> _Task to carry out_
Wherever the word "الوطني" appears in a line, copy that line.

-- Material for this task start --

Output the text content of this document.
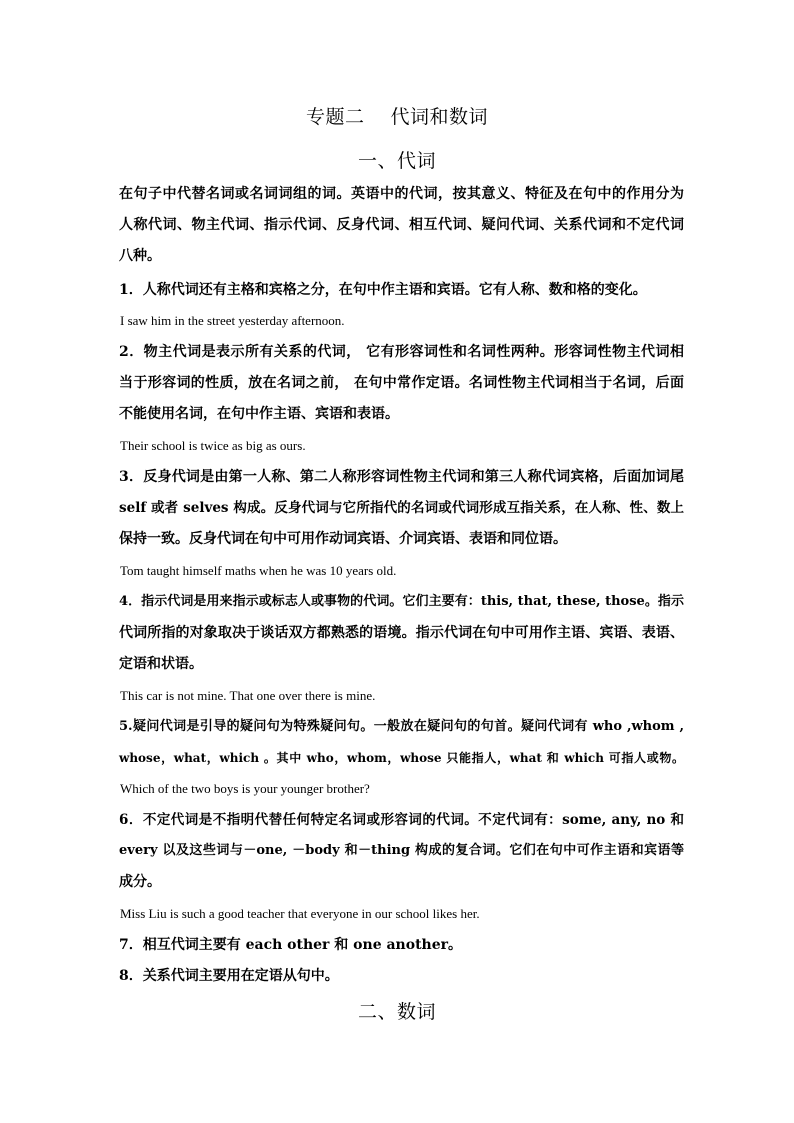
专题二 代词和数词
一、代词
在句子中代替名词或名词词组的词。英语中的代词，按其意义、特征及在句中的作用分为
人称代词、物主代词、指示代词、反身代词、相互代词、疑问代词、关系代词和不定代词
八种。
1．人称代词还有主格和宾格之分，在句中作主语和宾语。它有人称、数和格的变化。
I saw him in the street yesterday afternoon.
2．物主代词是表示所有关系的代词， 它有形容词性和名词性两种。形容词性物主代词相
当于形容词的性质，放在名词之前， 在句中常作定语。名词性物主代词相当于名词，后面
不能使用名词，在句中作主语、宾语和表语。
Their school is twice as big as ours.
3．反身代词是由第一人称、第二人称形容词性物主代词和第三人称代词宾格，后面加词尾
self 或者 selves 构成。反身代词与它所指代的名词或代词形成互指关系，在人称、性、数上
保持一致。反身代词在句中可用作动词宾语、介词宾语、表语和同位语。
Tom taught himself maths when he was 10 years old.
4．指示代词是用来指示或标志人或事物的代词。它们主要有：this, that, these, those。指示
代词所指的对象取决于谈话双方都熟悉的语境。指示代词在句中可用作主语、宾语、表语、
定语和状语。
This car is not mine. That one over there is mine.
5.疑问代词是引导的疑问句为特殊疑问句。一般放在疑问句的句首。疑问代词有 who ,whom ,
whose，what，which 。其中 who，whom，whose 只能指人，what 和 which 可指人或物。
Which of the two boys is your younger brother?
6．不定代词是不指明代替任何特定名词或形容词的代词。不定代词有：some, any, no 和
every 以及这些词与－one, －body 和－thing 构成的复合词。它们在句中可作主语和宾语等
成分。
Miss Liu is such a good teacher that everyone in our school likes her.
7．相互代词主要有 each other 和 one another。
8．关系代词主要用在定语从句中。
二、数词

-- Material for this task end --
-- Material for this task start --

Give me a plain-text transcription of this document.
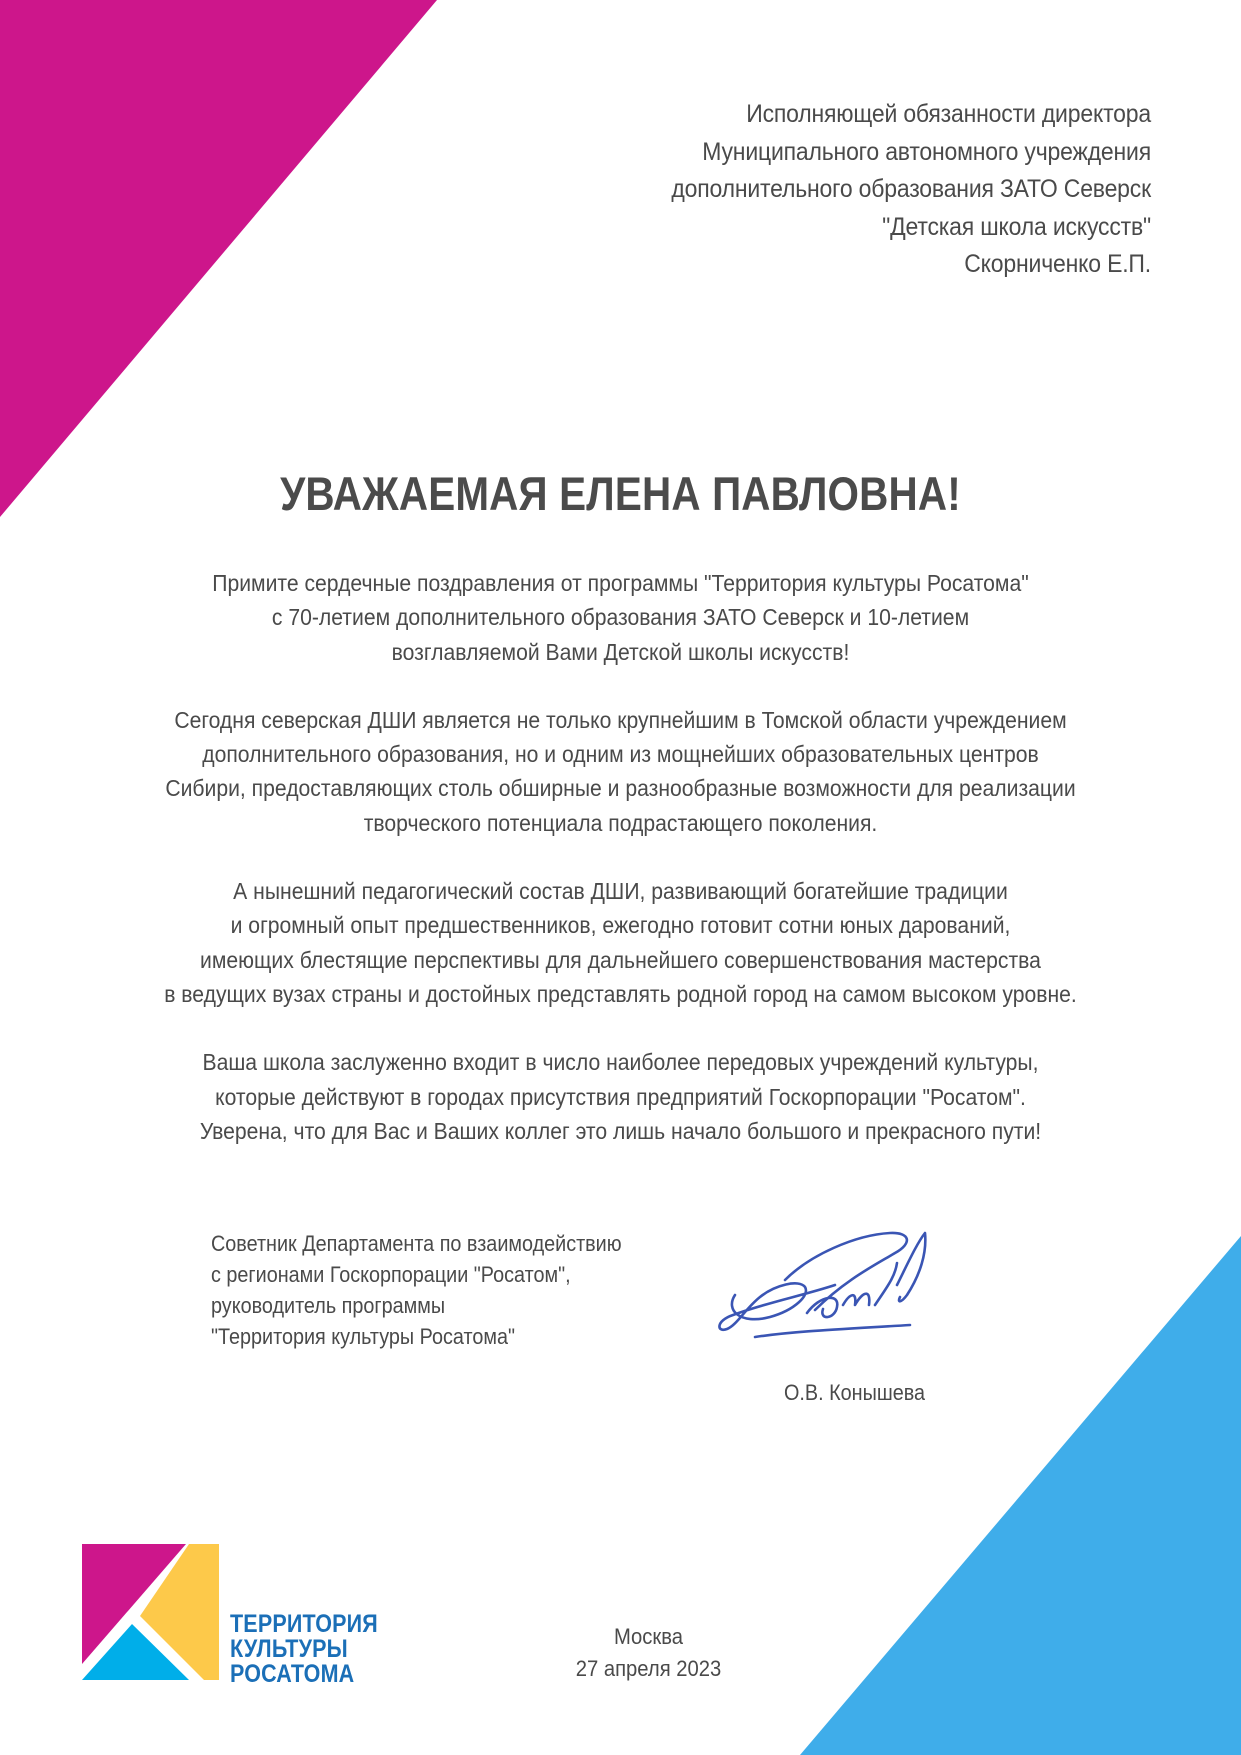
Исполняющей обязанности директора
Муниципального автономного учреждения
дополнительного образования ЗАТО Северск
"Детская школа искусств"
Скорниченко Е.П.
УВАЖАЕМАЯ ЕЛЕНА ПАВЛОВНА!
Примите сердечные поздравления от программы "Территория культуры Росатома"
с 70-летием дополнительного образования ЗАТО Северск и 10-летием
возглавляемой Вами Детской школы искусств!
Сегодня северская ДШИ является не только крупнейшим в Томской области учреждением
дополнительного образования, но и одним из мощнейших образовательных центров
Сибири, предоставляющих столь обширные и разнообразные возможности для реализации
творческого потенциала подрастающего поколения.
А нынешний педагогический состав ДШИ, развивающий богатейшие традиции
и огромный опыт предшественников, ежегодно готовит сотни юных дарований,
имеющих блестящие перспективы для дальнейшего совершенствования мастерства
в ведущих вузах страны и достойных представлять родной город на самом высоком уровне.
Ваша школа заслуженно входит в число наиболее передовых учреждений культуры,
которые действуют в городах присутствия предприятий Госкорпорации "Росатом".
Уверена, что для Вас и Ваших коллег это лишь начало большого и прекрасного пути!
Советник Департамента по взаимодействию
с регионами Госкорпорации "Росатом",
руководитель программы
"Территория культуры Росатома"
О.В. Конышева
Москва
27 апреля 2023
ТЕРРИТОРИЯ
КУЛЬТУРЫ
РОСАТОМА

-- Material for this task end --
-- Material for this task start --

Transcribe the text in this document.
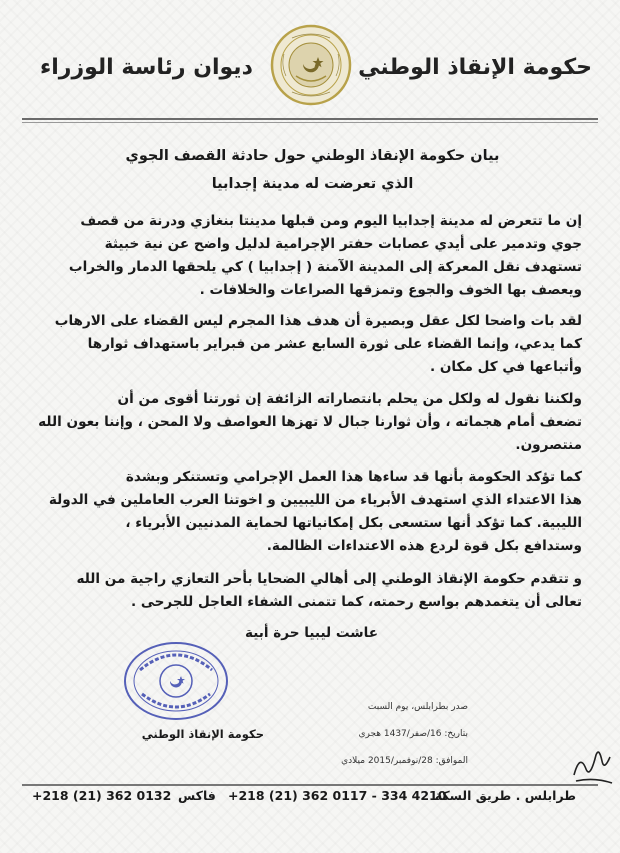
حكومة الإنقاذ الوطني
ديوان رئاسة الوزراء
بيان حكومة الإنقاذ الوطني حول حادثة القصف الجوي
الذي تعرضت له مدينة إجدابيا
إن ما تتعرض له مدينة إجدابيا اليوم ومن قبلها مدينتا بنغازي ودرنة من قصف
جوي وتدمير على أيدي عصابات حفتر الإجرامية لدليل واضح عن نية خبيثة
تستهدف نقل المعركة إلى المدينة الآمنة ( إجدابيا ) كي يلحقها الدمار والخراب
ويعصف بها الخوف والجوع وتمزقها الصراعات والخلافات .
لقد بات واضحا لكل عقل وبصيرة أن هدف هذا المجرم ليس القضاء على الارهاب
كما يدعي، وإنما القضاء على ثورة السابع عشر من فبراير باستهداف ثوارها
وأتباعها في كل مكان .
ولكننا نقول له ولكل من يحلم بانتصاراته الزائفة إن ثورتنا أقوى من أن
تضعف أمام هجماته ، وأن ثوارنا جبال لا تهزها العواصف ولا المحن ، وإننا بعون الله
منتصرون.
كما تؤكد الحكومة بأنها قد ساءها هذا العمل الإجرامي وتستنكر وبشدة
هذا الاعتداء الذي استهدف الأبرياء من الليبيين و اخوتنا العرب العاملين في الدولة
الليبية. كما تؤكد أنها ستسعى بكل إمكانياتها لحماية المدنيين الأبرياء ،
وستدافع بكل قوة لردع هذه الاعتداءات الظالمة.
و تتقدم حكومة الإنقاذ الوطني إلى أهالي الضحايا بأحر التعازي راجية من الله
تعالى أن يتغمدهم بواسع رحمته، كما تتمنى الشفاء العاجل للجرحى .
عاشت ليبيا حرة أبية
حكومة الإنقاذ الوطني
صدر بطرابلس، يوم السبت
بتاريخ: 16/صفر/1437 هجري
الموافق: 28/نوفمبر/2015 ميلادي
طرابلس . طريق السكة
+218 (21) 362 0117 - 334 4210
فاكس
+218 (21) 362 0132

-- Material for this task end --

> _Worked answer_
حكومة الإنقاذ الوطني
بيان حكومة الإنقاذ الوطني حول حادثة القصف الجوي
و تتقدم حكومة الإنقاذ الوطني إلى أهالي الضحايا بأحر التعازي راجية من الله
حكومة الإنقاذ الوطني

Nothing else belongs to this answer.